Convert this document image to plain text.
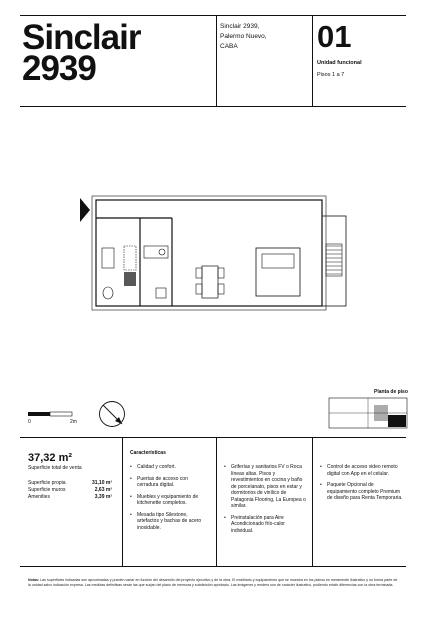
Sinclair
2939
Sinclair 2939,
Palermo Nuevo,
CABA	01
Unidad funcional
Pisos 1 a 7
0	2m
Planta de piso
37,32 m²
Superficie total de venta
Superficie propia	31,10 m²
Superficie muros	2,63 m²
Amenities	3,39 m²
Características
• Calidad y confort.
• Puertas de acceso con cerradura digital.
• Muebles y equipamiento de kitchenette completos.
• Mesada tipo Silestone, artefactos y bachas de acero inoxidable.
• Griferías y sanitarios FV o Roca líneas altas. Pisos y revestimientos en cocina y baño de porcelanato, pisos en estar y dormitorios de vinílico de Patagonia Flooring, La Europea o similar.
• Preinstalación para Aire Acondicionado frío-calor individual.
• Control de acceso video remoto digital con App en el celular.
• Paquete Opcional de equipamiento completo Premium de diseño para Renta Temporaria.
Notas: Las superficies indicadas son aproximadas y pueden variar en función del desarrollo del proyecto ejecutivo y de la obra. El mobiliario y equipamiento que se muestra en los planos es meramente ilustrativo y no forma parte de la unidad salvo indicación expresa. Las medidas definitivas serán las que surjan del plano de mensura y subdivisión aprobado. Las imágenes y renders son de carácter ilustrativo, pudiendo existir diferencias con la obra terminada.
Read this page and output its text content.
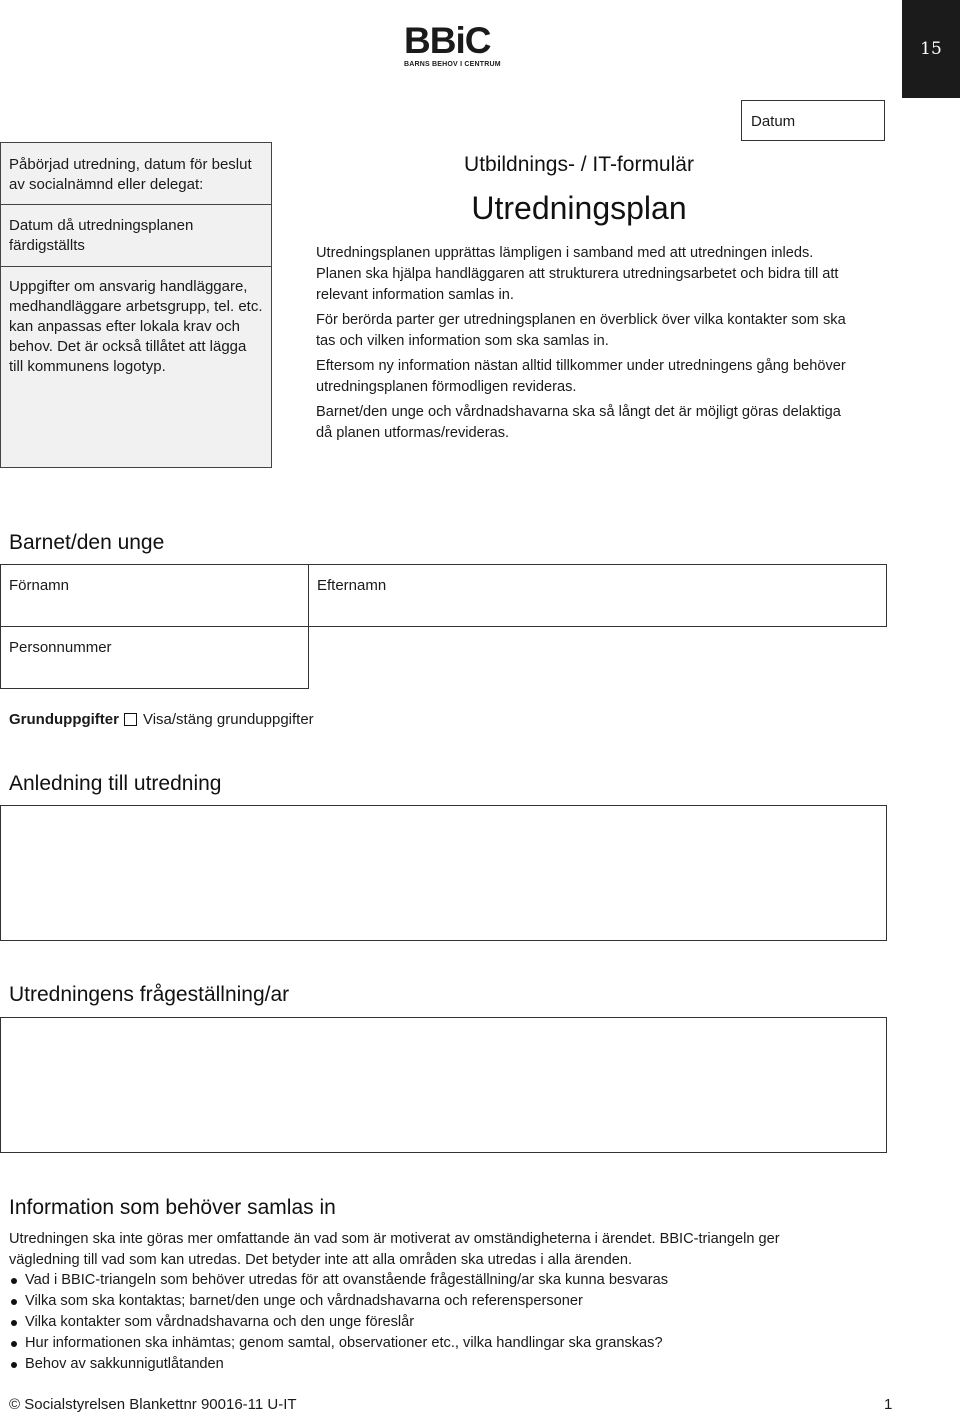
15
BBiC
BARNS BEHOV I CENTRUM
Datum
Påbörjad utredning, datum för beslut av socialnämnd eller delegat:
Datum då utredningsplanen färdigställts
Uppgifter om ansvarig handläggare, medhandläggare arbetsgrupp, tel. etc. kan anpassas efter lokala krav och behov. Det är också tillåtet att lägga till kommunens logotyp.
Utbildnings- / IT-formulär
Utredningsplan

Utredningsplanen upprättas lämpligen i samband med att utredningen inleds. Planen ska hjälpa handläggaren att strukturera utredningsarbetet och bidra till att relevant information samlas in.

För berörda parter ger utredningsplanen en överblick över vilka kontakter som ska tas och vilken information som ska samlas in.

Eftersom ny information nästan alltid tillkommer under utredningens gång behöver utredningsplanen förmodligen revideras.

Barnet/den unge och vårdnadshavarna ska så långt det är möjligt göras delaktiga då planen utformas/revideras.

Barnet/den unge
Förnamn	Efternamn
Personnummer
Grunduppgifter Visa/stäng grunduppgifter
Anledning till utredning
Utredningens frågeställning/ar
Information som behöver samlas in
Utredningen ska inte göras mer omfattande än vad som är motiverat av omständigheterna i ärendet. BBIC-triangeln ger vägledning till vad som kan utredas. Det betyder inte att alla områden ska utredas i alla ärenden.
Vad i BBIC-triangeln som behöver utredas för att ovanstående frågeställning/ar ska kunna besvaras
Vilka som ska kontaktas; barnet/den unge och vårdnadshavarna och referenspersoner
Vilka kontakter som vårdnadshavarna och den unge föreslår
Hur informationen ska inhämtas; genom samtal, observationer etc., vilka handlingar ska granskas?
Behov av sakkunnigutlåtanden
© Socialstyrelsen Blankettnr 90016-11 U-IT	1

* * *

Count every line of the material above that includes "this", giving the total without any other words.

2